Task directions: Every line of the material below should be repeated exactly.

┌────────

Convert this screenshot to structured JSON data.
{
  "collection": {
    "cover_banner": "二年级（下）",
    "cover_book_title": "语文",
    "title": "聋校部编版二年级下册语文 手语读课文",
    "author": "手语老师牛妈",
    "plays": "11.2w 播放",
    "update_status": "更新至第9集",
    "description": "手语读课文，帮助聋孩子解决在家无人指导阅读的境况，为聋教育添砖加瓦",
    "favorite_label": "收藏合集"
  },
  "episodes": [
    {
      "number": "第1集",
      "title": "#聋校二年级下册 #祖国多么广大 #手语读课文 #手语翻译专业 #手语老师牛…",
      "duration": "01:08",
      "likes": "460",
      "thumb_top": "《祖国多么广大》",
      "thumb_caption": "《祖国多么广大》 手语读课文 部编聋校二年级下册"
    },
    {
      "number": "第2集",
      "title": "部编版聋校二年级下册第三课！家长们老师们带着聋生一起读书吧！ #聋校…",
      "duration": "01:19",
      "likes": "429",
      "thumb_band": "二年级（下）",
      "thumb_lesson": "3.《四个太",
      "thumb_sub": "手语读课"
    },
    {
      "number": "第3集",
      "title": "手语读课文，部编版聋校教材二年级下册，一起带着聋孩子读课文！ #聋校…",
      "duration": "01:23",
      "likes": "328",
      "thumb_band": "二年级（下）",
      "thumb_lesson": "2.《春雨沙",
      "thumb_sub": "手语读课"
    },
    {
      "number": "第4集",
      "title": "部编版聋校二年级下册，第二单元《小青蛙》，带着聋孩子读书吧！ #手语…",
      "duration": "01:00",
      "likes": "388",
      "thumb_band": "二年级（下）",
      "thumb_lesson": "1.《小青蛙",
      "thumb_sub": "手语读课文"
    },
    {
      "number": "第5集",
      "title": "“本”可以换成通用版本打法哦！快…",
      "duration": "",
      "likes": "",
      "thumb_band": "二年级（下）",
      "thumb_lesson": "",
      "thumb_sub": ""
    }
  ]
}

└────────

Correct output:
Convert this screenshot to structured JSON data.
{
  "collection": {
    "cover_banner": "二年级（下）",
    "cover_book_title": "语文",
    "title": "聋校部编版二年级下册语文 手语读课文",
    "author": "手语老师牛妈",
    "plays": "11.2w 播放",
    "update_status": "更新至第9集",
    "description": "手语读课文，帮助聋孩子解决在家无人指导阅读的境况，为聋教育添砖加瓦",
    "favorite_label": "收藏合集"
  },
  "episodes": [
    {
      "number": "第1集",
      "title": "#聋校二年级下册 #祖国多么广大 #手语读课文 #手语翻译专业 #手语老师牛…",
      "duration": "01:08",
      "likes": "460",
      "thumb_top": "《祖国多么广大》",
      "thumb_caption": "《祖国多么广大》 手语读课文 部编聋校二年级下册"
    },
    {
      "number": "第2集",
      "title": "部编版聋校二年级下册第三课！家长们老师们带着聋生一起读书吧！ #聋校…",
      "duration": "01:19",
      "likes": "429",
      "thumb_band": "二年级（下）",
      "thumb_lesson": "3.《四个太",
      "thumb_sub": "手语读课"
    },
    {
      "number": "第3集",
      "title": "手语读课文，部编版聋校教材二年级下册，一起带着聋孩子读课文！ #聋校…",
      "duration": "01:23",
      "likes": "328",
      "thumb_band": "二年级（下）",
      "thumb_lesson": "2.《春雨沙",
      "thumb_sub": "手语读课"
    },
    {
      "number": "第4集",
      "title": "部编版聋校二年级下册，第二单元《小青蛙》，带着聋孩子读书吧！ #手语…",
      "duration": "01:00",
      "likes": "388",
      "thumb_band": "二年级（下）",
      "thumb_lesson": "1.《小青蛙",
      "thumb_sub": "手语读课文"
    },
    {
      "number": "第5集",
      "title": "“本”可以换成通用版本打法哦！快…",
      "duration": "",
      "likes": "",
      "thumb_band": "二年级（下）",
      "thumb_lesson": "",
      "thumb_sub": ""
    }
  ]
}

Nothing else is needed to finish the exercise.